* **Task description**:
Locate every line below that contains the word "open" and copy it.

------ Data rows ------

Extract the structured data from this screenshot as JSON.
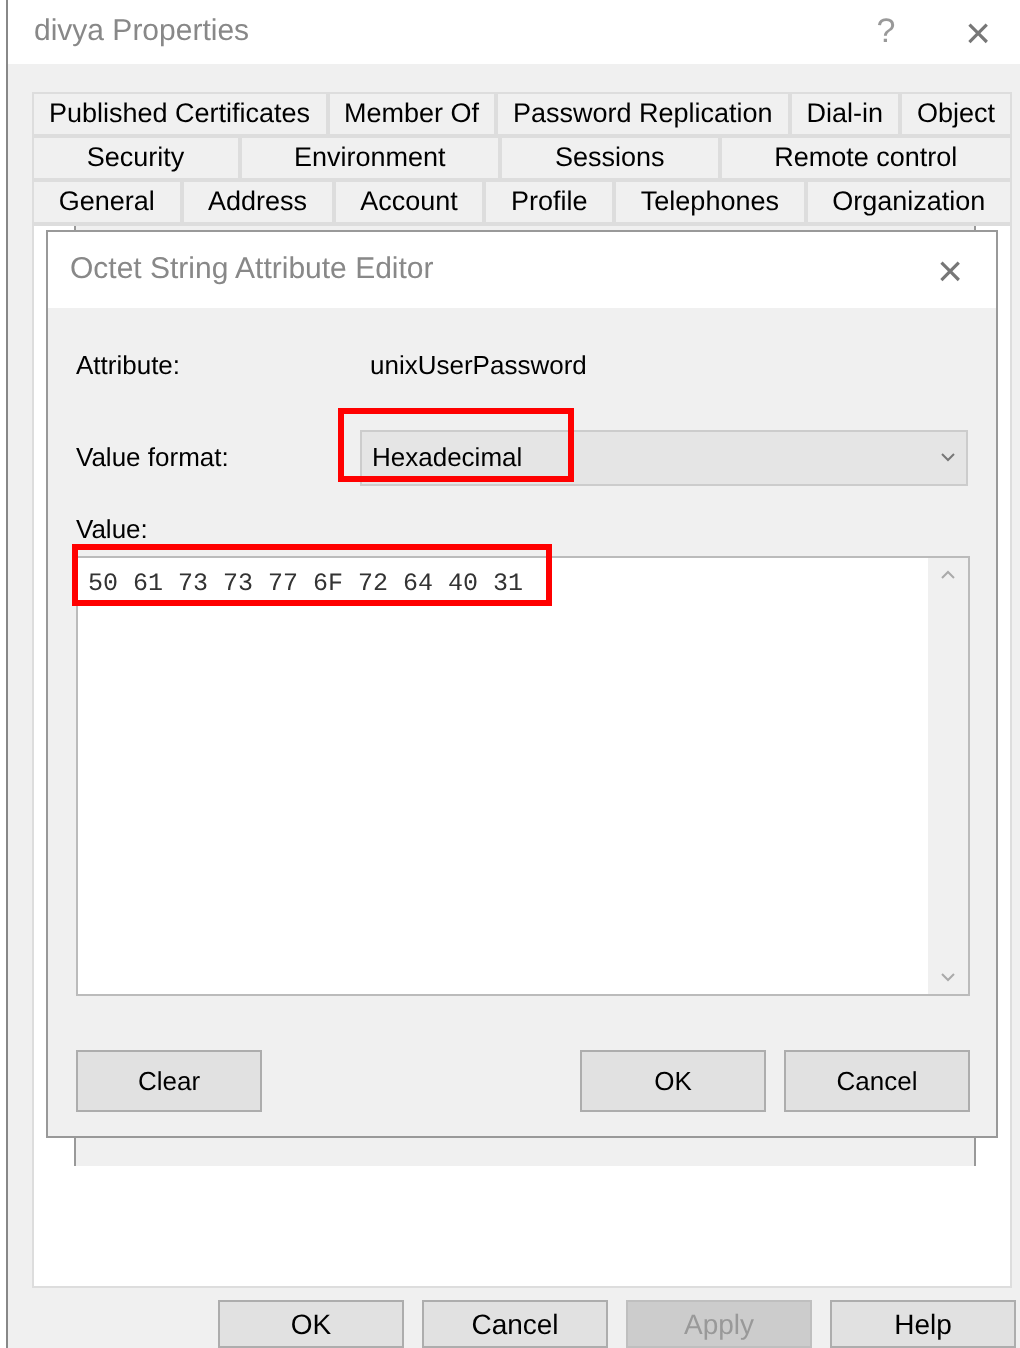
{
  "window": {
    "title": "divya Properties",
    "help": "?",
    "close": "×"
  },
  "tab_rows": [
    [
      {
        "label": "Published Certificates",
        "selected": false
      },
      {
        "label": "Member Of",
        "selected": false
      },
      {
        "label": "Password Replication",
        "selected": false
      },
      {
        "label": "Dial-in",
        "selected": false
      },
      {
        "label": "Object",
        "selected": false
      }
    ],
    [
      {
        "label": "Security",
        "selected": false
      },
      {
        "label": "Environment",
        "selected": false
      },
      {
        "label": "Sessions",
        "selected": false
      },
      {
        "label": "Remote control",
        "selected": false
      }
    ],
    [
      {
        "label": "General",
        "selected": false
      },
      {
        "label": "Address",
        "selected": false
      },
      {
        "label": "Account",
        "selected": false
      },
      {
        "label": "Profile",
        "selected": false
      },
      {
        "label": "Telephones",
        "selected": false
      },
      {
        "label": "Organization",
        "selected": false
      }
    ]
  ],
  "dialog": {
    "title": "Octet String Attribute Editor",
    "close": "×",
    "attribute_label": "Attribute:",
    "attribute_value": "unixUserPassword",
    "format_label": "Value format:",
    "format_value": "Hexadecimal",
    "format_highlighted": true,
    "value_label": "Value:",
    "value": "50 61 73 73 77 6F 72 64 40 31",
    "value_highlighted": true,
    "buttons": [
      {
        "label": "Clear",
        "kind": "left"
      },
      {
        "label": "OK",
        "kind": "right"
      },
      {
        "label": "Cancel",
        "kind": "right"
      }
    ]
  },
  "buttons": [
    {
      "label": "OK",
      "disabled": false
    },
    {
      "label": "Cancel",
      "disabled": false
    },
    {
      "label": "Apply",
      "disabled": true
    },
    {
      "label": "Help",
      "disabled": false
    }
  ]
}
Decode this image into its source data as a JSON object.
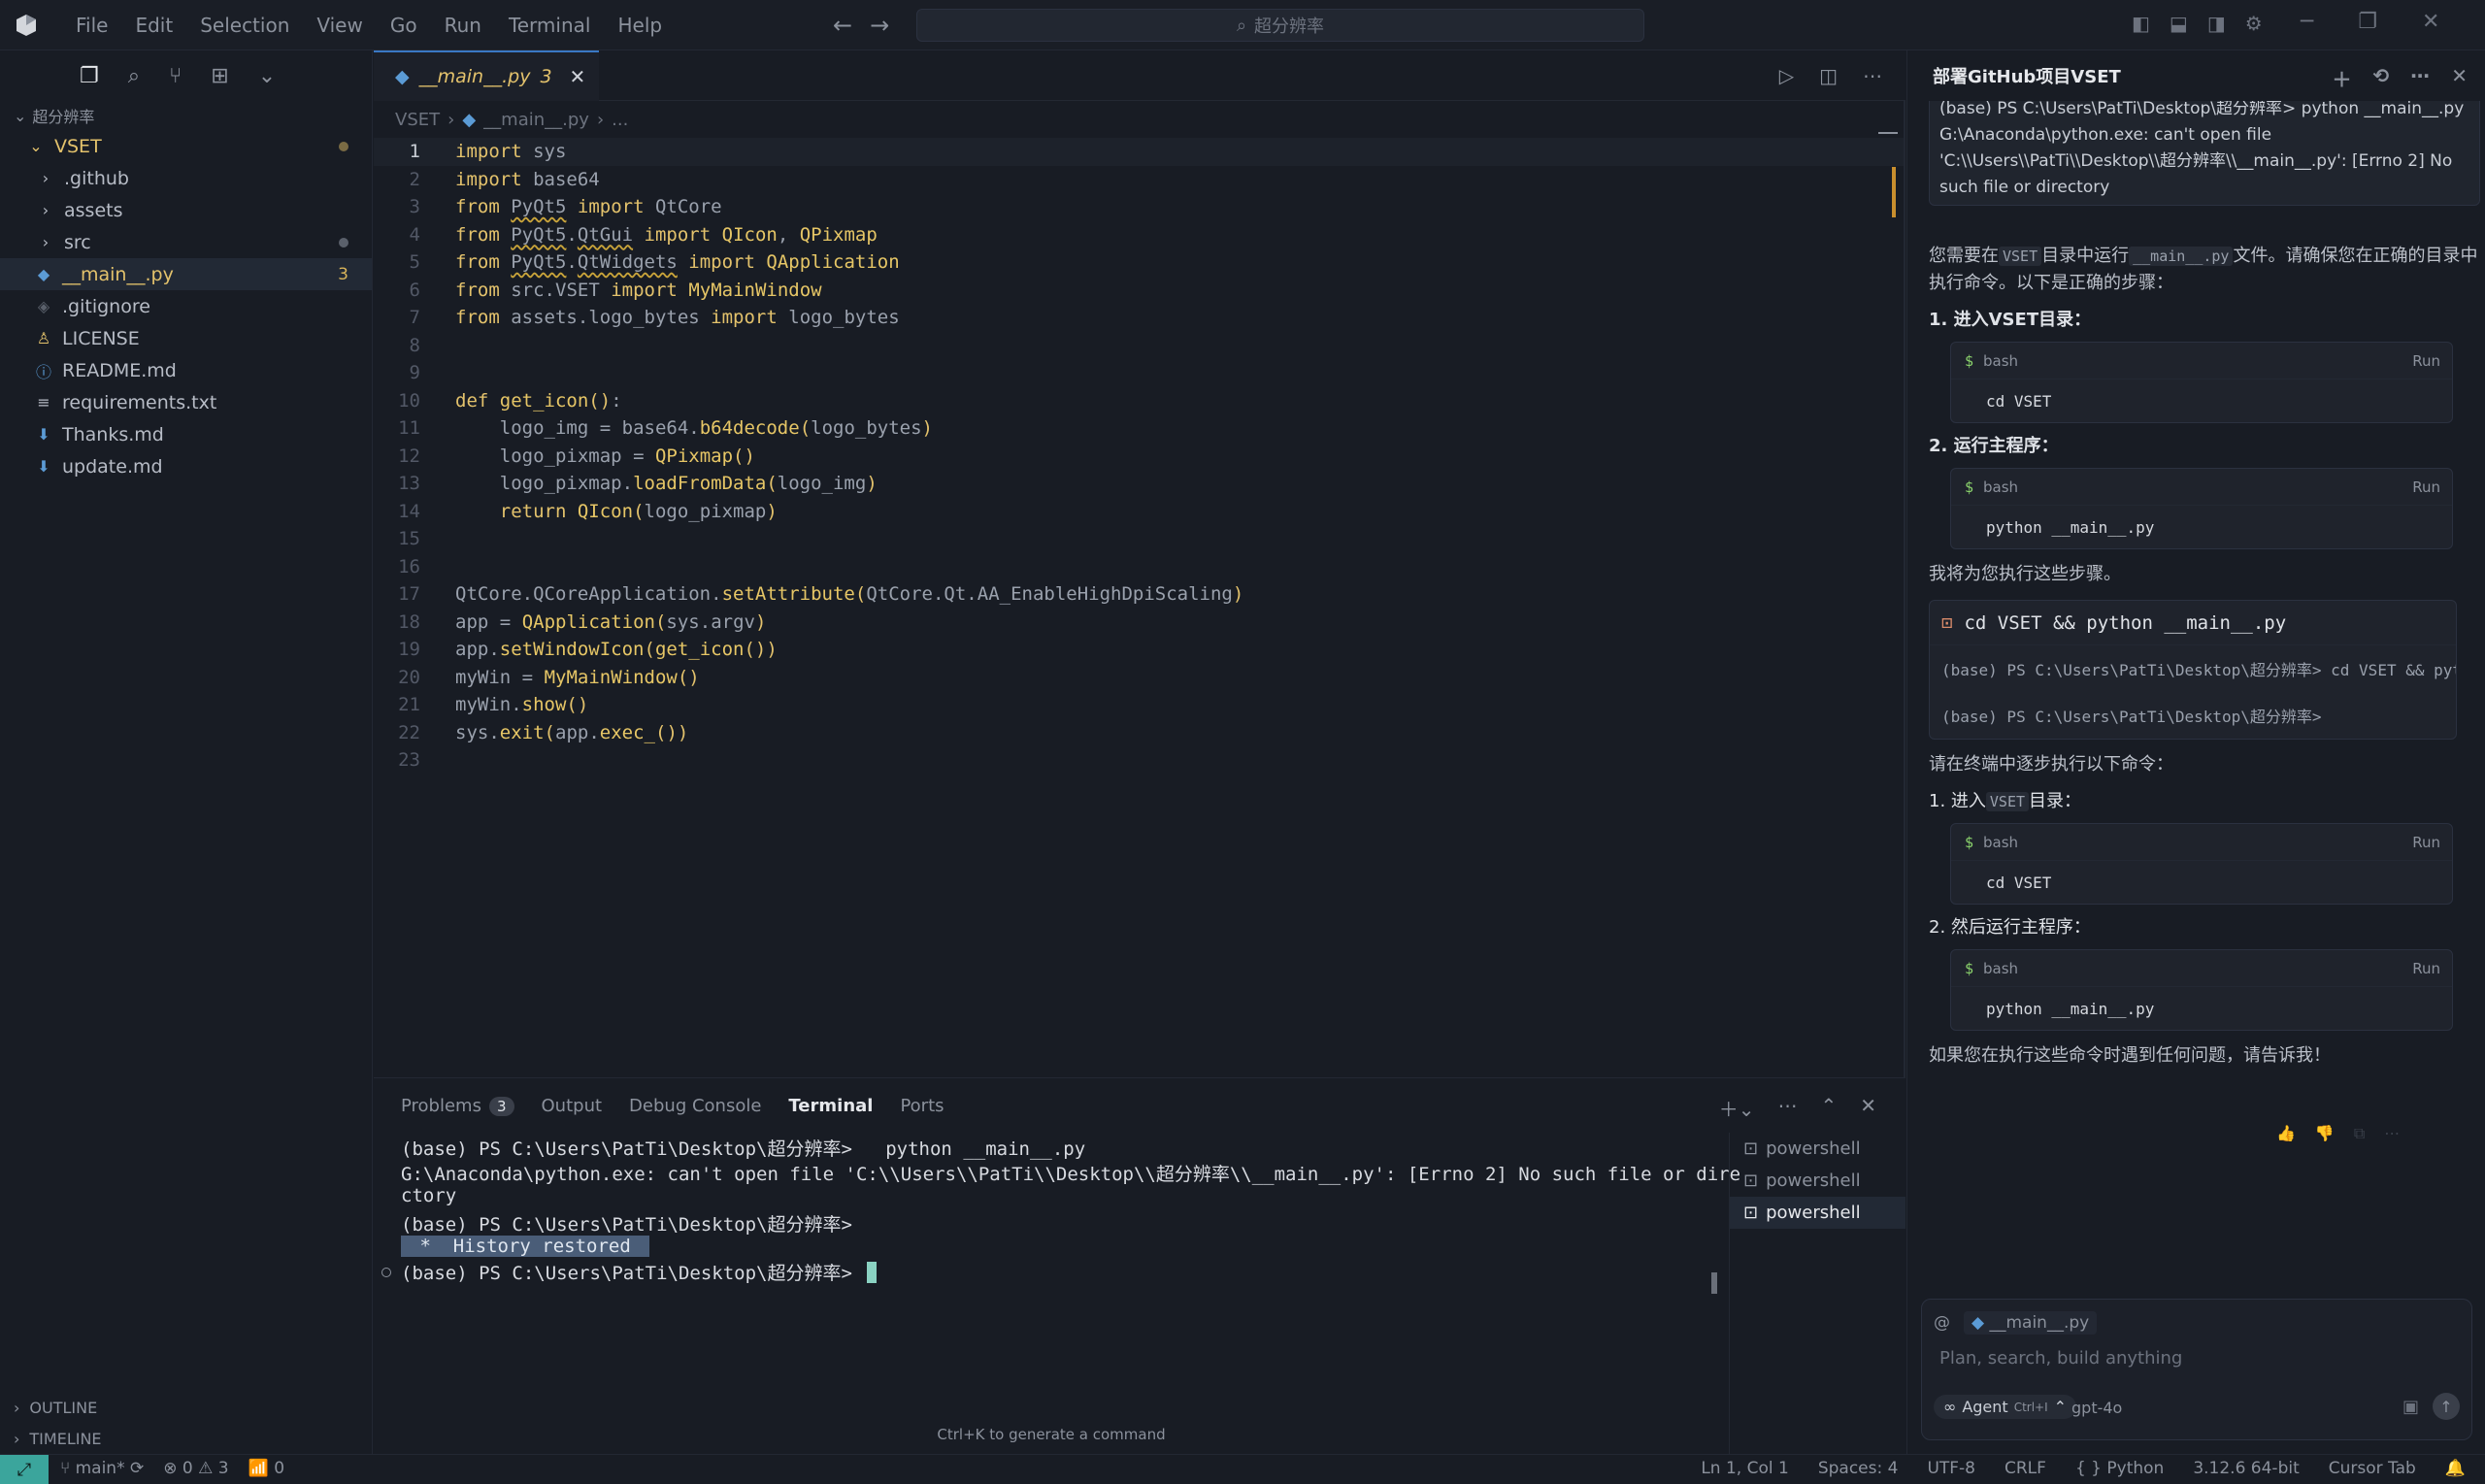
{
  "menu": [
    "File",
    "Edit",
    "Selection",
    "View",
    "Go",
    "Run",
    "Terminal",
    "Help"
  ],
  "search": {
    "placeholder": "超分辨率"
  },
  "explorer": {
    "workspace": "超分辨率",
    "root": "VSET",
    "items": [
      {
        "label": ".github",
        "type": "folder"
      },
      {
        "label": "assets",
        "type": "folder"
      },
      {
        "label": "src",
        "type": "folder"
      },
      {
        "label": "__main__.py",
        "type": "python",
        "badge": "3"
      },
      {
        "label": ".gitignore",
        "type": "git"
      },
      {
        "label": "LICENSE",
        "type": "license"
      },
      {
        "label": "README.md",
        "type": "info"
      },
      {
        "label": "requirements.txt",
        "type": "text"
      },
      {
        "label": "Thanks.md",
        "type": "md"
      },
      {
        "label": "update.md",
        "type": "md"
      }
    ],
    "outline": "OUTLINE",
    "timeline": "TIMELINE"
  },
  "editor": {
    "tab": {
      "label": "__main__.py",
      "problems": "3"
    },
    "breadcrumb": {
      "root": "VSET",
      "file": "__main__.py",
      "more": "..."
    },
    "code": [
      "import sys",
      "import base64",
      "from PyQt5 import QtCore",
      "from PyQt5.QtGui import QIcon, QPixmap",
      "from PyQt5.QtWidgets import QApplication",
      "from src.VSET import MyMainWindow",
      "from assets.logo_bytes import logo_bytes",
      "",
      "",
      "def get_icon():",
      "    logo_img = base64.b64decode(logo_bytes)",
      "    logo_pixmap = QPixmap()",
      "    logo_pixmap.loadFromData(logo_img)",
      "    return QIcon(logo_pixmap)",
      "",
      "",
      "QtCore.QCoreApplication.setAttribute(QtCore.Qt.AA_EnableHighDpiScaling)",
      "app = QApplication(sys.argv)",
      "app.setWindowIcon(get_icon())",
      "myWin = MyMainWindow()",
      "myWin.show()",
      "sys.exit(app.exec_())",
      ""
    ]
  },
  "panel": {
    "tabs": {
      "problems": "Problems",
      "problems_count": "3",
      "output": "Output",
      "debug": "Debug Console",
      "terminal": "Terminal",
      "ports": "Ports"
    },
    "terminal_lines": [
      "(base) PS C:\\Users\\PatTi\\Desktop\\超分辨率>   python __main__.py",
      "G:\\Anaconda\\python.exe: can't open file 'C:\\\\Users\\\\PatTi\\\\Desktop\\\\超分辨率\\\\__main__.py': [Errno 2] No such file or dire",
      "ctory",
      "(base) PS C:\\Users\\PatTi\\Desktop\\超分辨率>"
    ],
    "history": " *  History restored ",
    "prompt": "(base) PS C:\\Users\\PatTi\\Desktop\\超分辨率> ",
    "terminals": [
      "powershell",
      "powershell",
      "powershell"
    ],
    "hint": "Ctrl+K to generate a command"
  },
  "chat": {
    "title": "部署GitHub项目VSET",
    "error_text": "(base) PS C:\\Users\\PatTi\\Desktop\\超分辨率> python __main__.py G:\\Anaconda\\python.exe: can't open file 'C:\\\\Users\\\\PatTi\\\\Desktop\\\\超分辨率\\\\__main__.py': [Errno 2] No such file or directory",
    "intro_a": "您需要在",
    "intro_code1": "VSET",
    "intro_b": "目录中运行",
    "intro_code2": "__main__.py",
    "intro_c": "文件。请确保您在正确的目录中执行命令。以下是正确的步骤：",
    "step1": "1. 进入VSET目录：",
    "step2": "2. 运行主程序：",
    "lang": "bash",
    "run": "Run",
    "cmd_cd": "cd VSET",
    "cmd_python": "python __main__.py",
    "will_run": "我将为您执行这些步骤。",
    "term_cmd": "cd VSET && python __main__.py",
    "term_line1": "(base) PS C:\\Users\\PatTi\\Desktop\\超分辨率> cd VSET && python __main__.py",
    "term_line2": "(base) PS C:\\Users\\PatTi\\Desktop\\超分辨率>",
    "step_intro": "请在终端中逐步执行以下命令：",
    "step3a": "1. 进入",
    "step3code": "VSET",
    "step3b": "目录：",
    "step4": "2. 然后运行主程序：",
    "closing": "如果您在执行这些命令时遇到任何问题，请告诉我！",
    "context_file": "__main__.py",
    "input_placeholder": "Plan, search, build anything",
    "agent_label": "Agent",
    "agent_kbd": "Ctrl+I",
    "model": "gpt-4o"
  },
  "status": {
    "branch": "main*",
    "errors": "0",
    "warnings": "3",
    "ports": "0",
    "position": "Ln 1, Col 1",
    "spaces": "Spaces: 4",
    "encoding": "UTF-8",
    "eol": "CRLF",
    "language": "Python",
    "interpreter": "3.12.6 64-bit",
    "tab": "Cursor Tab"
  },
  "colors": {
    "accent": "#3a78c4",
    "keyword": "#e3c26c",
    "remote": "#3ba59c"
  }
}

------

* **Result of the task**:
      "G:\\Anaconda\\python.exe: can't open file 'C:\\\\Users\\\\PatTi\\\\Desktop\\\\超分辨率\\\\__main__.py': [Errno 2] No such file or dire",
    "error_text": "(base) PS C:\\Users\\PatTi\\Desktop\\超分辨率> python __main__.py G:\\Anaconda\\python.exe: can't open file 'C:\\\\Users\\\\PatTi\\\\Desktop\\\\超分辨率\\\\__main__.py': [Errno 2] No such file or directory",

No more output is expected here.